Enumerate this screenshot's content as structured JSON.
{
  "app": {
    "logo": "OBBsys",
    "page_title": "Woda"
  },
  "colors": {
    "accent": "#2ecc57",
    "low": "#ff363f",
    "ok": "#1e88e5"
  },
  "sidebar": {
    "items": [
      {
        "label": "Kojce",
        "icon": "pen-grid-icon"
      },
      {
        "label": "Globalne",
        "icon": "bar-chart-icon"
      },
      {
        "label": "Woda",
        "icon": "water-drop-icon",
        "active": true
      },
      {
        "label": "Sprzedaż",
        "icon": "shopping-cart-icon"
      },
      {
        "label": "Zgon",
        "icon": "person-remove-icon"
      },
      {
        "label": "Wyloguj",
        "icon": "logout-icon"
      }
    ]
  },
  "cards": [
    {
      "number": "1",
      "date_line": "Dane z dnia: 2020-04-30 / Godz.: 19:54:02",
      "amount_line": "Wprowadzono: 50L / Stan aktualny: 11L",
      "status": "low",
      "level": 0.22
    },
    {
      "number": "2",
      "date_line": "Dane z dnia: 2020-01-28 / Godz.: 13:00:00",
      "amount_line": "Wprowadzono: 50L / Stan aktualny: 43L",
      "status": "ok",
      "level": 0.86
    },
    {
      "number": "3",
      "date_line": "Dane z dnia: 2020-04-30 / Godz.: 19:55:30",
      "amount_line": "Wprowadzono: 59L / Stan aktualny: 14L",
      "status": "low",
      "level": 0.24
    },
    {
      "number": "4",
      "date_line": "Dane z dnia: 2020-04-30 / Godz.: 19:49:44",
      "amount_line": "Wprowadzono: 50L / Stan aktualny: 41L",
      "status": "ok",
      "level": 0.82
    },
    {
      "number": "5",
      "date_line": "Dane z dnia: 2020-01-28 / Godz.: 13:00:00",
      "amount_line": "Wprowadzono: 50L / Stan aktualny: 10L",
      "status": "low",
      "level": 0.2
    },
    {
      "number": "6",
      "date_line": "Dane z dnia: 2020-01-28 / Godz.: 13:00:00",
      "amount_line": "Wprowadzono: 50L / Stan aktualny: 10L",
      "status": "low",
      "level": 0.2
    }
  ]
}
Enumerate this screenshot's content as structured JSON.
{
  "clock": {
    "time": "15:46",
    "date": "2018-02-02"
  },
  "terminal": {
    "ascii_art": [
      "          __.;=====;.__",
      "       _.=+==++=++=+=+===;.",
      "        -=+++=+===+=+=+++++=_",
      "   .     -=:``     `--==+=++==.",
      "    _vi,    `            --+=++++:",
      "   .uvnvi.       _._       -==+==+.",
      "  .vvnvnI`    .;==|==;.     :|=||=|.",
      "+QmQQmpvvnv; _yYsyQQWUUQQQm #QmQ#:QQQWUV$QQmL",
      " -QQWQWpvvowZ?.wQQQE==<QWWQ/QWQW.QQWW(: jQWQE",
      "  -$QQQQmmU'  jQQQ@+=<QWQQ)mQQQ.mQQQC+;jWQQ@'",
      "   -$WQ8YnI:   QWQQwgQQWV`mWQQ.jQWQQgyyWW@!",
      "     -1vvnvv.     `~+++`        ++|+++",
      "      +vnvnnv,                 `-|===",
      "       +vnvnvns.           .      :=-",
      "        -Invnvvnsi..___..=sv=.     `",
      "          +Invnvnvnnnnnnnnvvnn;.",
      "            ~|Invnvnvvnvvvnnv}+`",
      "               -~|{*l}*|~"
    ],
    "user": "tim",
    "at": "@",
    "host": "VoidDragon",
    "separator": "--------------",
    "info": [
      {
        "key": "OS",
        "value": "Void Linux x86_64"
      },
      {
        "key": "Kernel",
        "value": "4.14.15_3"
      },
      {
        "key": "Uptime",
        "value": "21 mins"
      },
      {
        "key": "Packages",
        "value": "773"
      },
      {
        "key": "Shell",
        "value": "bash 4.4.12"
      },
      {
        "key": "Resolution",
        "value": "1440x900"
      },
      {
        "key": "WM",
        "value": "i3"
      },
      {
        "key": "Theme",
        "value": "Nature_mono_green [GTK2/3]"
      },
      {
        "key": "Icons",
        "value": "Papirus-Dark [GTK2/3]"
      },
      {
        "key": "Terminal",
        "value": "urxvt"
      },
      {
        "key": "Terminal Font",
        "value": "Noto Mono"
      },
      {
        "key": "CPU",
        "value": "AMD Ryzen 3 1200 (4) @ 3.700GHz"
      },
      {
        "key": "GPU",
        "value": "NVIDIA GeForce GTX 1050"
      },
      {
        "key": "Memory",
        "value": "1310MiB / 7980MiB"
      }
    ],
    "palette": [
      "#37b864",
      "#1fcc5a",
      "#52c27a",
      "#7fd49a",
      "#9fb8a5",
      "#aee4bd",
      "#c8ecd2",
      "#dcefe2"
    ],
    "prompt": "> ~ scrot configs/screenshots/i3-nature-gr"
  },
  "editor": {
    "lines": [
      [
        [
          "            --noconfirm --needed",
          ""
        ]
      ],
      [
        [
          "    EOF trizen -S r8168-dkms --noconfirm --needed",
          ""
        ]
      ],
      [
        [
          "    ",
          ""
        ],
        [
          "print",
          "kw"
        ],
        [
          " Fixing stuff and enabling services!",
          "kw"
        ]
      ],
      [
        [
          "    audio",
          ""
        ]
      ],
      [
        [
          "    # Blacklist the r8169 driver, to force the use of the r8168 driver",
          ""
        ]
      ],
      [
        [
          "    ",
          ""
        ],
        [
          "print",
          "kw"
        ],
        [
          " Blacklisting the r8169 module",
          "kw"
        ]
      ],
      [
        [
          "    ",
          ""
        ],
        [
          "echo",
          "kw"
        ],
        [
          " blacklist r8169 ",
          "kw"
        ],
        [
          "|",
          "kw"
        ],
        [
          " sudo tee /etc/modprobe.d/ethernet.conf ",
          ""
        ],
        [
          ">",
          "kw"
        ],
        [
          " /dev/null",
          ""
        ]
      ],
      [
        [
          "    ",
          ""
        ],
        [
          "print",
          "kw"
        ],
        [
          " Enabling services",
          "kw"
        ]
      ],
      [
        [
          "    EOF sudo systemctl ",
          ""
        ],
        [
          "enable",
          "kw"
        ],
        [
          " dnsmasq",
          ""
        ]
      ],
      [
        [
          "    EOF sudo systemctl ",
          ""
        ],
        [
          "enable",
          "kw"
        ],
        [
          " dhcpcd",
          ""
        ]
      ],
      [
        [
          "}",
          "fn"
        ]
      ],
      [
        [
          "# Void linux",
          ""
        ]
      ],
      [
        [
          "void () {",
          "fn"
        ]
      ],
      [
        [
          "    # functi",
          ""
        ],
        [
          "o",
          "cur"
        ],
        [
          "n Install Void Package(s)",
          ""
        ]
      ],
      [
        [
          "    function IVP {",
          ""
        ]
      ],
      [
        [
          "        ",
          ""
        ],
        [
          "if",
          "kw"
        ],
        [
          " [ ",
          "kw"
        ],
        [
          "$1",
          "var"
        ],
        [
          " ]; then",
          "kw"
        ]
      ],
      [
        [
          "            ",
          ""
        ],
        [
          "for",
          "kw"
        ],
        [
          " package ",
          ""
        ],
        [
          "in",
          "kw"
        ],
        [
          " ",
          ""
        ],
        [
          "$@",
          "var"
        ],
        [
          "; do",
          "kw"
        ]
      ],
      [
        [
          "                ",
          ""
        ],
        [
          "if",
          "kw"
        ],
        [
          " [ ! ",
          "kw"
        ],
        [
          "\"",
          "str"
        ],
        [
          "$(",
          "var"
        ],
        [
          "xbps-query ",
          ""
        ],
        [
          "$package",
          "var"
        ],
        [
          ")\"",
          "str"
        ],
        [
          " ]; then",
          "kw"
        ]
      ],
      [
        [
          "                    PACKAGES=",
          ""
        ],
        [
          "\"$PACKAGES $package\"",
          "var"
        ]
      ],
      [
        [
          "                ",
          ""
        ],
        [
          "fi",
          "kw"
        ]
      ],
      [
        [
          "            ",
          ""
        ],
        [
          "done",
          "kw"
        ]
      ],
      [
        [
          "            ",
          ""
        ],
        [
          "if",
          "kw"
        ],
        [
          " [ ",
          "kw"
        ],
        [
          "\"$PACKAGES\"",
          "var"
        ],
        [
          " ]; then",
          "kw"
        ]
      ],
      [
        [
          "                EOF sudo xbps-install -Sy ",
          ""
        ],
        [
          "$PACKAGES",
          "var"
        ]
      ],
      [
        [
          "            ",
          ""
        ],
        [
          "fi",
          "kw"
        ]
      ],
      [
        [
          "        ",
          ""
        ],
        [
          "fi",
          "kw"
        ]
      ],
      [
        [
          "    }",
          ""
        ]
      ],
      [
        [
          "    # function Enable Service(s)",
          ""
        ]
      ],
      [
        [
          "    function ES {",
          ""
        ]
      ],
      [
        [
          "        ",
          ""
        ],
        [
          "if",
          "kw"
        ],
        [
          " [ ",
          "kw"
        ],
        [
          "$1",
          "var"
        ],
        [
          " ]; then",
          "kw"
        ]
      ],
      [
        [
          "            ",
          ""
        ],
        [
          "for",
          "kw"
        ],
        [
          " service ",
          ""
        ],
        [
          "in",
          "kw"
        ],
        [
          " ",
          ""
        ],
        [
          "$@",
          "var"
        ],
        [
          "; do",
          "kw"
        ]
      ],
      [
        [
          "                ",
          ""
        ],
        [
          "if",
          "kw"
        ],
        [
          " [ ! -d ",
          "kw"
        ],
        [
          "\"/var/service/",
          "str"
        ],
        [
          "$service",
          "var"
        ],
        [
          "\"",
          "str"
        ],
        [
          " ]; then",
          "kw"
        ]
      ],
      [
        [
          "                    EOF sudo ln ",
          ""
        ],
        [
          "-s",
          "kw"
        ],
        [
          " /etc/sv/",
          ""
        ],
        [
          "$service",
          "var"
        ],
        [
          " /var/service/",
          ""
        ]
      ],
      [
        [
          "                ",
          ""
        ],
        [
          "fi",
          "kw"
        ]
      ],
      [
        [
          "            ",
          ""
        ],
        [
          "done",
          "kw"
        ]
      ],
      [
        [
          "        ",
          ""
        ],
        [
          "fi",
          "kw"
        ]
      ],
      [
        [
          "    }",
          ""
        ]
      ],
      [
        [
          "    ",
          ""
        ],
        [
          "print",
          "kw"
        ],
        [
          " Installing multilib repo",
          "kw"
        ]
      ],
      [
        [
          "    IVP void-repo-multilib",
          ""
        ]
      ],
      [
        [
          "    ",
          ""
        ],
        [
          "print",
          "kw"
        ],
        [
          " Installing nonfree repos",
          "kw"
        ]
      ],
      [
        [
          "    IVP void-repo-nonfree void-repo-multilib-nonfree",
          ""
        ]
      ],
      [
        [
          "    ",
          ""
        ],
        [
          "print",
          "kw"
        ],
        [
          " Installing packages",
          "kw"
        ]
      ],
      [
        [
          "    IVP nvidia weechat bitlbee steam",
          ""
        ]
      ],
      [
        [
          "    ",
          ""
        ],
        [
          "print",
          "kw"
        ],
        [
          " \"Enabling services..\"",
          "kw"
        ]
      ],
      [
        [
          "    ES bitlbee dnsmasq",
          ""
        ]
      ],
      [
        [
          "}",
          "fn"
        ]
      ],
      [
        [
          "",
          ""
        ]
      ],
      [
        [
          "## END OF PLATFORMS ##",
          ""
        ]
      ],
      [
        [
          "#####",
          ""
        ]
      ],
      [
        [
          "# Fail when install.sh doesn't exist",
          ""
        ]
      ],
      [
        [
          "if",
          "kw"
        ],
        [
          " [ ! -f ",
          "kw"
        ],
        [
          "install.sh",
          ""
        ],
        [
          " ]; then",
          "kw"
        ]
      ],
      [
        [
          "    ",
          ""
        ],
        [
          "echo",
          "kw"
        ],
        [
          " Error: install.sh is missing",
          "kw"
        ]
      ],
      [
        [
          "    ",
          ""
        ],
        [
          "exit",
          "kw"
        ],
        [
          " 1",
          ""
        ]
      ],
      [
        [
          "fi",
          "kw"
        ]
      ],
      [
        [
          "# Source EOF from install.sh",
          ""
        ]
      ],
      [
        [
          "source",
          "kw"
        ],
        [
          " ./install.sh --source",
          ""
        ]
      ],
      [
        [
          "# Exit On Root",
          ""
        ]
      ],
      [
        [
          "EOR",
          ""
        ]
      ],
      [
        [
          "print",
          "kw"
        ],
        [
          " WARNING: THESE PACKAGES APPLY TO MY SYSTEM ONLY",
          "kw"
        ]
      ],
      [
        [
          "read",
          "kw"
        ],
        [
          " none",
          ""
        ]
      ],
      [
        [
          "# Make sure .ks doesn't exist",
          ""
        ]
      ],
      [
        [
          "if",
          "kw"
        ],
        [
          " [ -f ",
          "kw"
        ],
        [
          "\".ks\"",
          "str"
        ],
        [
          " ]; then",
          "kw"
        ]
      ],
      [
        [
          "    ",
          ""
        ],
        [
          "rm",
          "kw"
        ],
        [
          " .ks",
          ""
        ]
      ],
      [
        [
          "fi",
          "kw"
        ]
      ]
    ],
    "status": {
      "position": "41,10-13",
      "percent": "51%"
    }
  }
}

+ + + + + + +

> **SET PROBLEM**:
Pick out all lines from the data above in which the word "bitlbee" appears.

> **THE RESPONSE**:
          "    IVP nvidia weechat bitlbee steam",
          "    ES bitlbee dnsmasq",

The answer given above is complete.